What is asked: Copy exactly the lines of the records below, starting at the line that contains "OCR this image." and continuing through the last line, both included; omit any pictures.
-- start Input --
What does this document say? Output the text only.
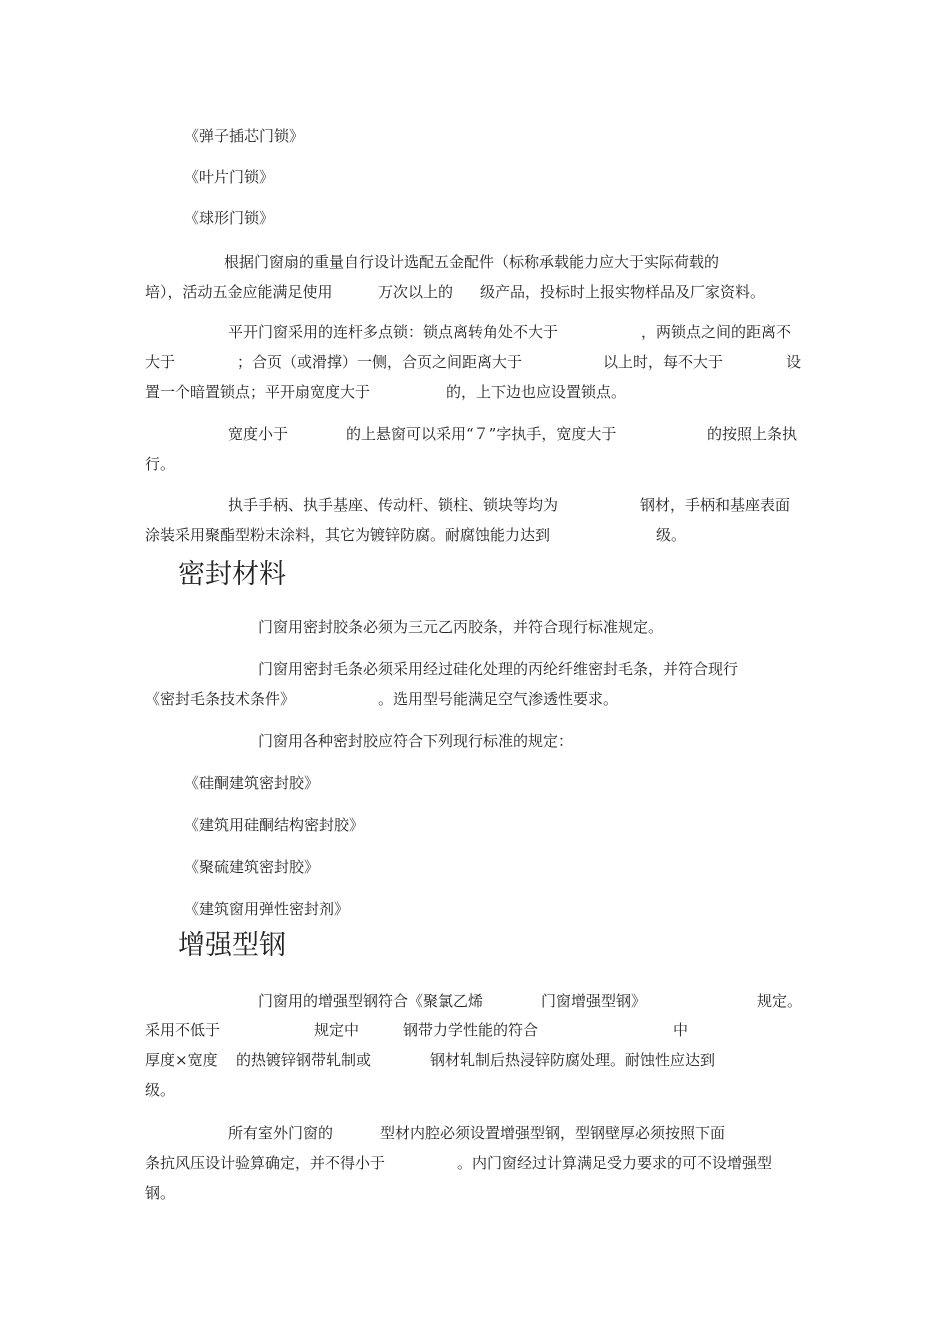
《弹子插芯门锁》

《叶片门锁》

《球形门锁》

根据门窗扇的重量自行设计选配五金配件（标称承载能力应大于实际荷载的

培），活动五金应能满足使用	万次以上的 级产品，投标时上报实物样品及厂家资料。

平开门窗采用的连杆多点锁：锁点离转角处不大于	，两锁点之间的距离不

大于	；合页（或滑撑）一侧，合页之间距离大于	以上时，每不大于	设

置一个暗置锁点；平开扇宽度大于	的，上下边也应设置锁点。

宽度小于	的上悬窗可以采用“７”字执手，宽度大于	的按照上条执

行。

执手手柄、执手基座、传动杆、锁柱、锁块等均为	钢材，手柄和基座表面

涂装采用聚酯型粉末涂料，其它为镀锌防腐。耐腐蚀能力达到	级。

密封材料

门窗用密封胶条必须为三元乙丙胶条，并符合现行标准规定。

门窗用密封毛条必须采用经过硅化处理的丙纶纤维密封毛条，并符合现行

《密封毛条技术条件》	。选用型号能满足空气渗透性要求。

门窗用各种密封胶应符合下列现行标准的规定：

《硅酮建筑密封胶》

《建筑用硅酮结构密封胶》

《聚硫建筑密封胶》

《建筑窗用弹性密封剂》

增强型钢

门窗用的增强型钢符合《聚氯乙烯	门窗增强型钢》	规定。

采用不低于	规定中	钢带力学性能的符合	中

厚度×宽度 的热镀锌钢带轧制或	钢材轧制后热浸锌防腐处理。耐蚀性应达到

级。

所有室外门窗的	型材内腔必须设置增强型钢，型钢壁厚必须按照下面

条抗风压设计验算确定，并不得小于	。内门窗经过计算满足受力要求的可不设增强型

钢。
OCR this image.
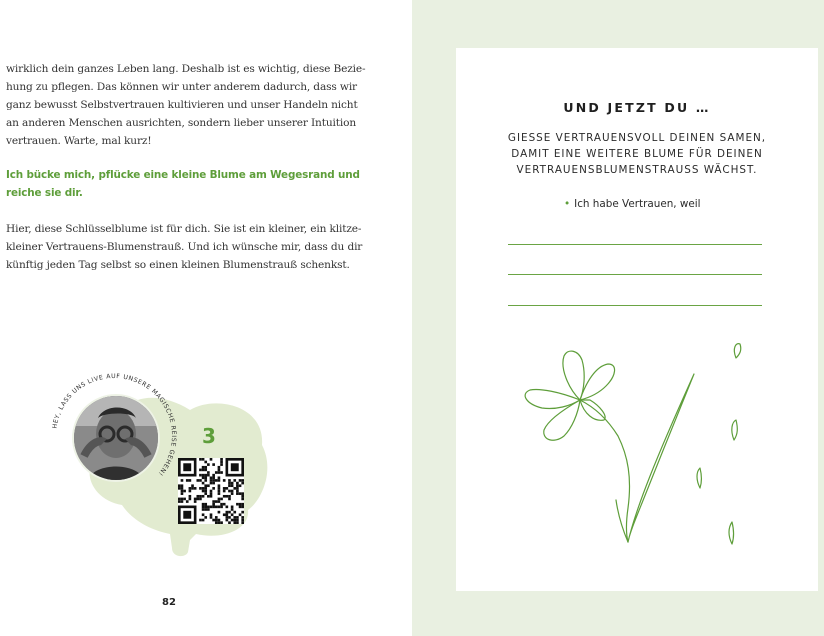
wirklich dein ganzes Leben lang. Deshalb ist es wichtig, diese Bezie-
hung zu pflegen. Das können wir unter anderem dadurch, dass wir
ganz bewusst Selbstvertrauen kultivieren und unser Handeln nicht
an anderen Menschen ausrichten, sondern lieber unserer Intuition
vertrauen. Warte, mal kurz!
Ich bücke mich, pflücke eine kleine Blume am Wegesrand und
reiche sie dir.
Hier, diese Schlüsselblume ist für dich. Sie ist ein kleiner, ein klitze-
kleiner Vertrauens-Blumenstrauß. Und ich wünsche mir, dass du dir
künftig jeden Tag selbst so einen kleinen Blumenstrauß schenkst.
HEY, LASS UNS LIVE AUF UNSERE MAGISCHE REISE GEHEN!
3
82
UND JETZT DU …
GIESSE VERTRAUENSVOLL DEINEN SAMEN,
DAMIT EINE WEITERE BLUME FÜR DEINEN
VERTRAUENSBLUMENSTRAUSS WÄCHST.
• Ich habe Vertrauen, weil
-- end Input --
The response:
OCR this image.
wirklich dein ganzes Leben lang. Deshalb ist es wichtig, diese Bezie-
hung zu pflegen. Das können wir unter anderem dadurch, dass wir
ganz bewusst Selbstvertrauen kultivieren und unser Handeln nicht
an anderen Menschen ausrichten, sondern lieber unserer Intuition
vertrauen. Warte, mal kurz!
Ich bücke mich, pflücke eine kleine Blume am Wegesrand und
reiche sie dir.
Hier, diese Schlüsselblume ist für dich. Sie ist ein kleiner, ein klitze-
kleiner Vertrauens-Blumenstrauß. Und ich wünsche mir, dass du dir
künftig jeden Tag selbst so einen kleinen Blumenstrauß schenkst.
HEY, LASS UNS LIVE AUF UNSERE MAGISCHE REISE GEHEN!
3
82
UND JETZT DU …
GIESSE VERTRAUENSVOLL DEINEN SAMEN,
DAMIT EINE WEITERE BLUME FÜR DEINEN
VERTRAUENSBLUMENSTRAUSS WÄCHST.
• Ich habe Vertrauen, weil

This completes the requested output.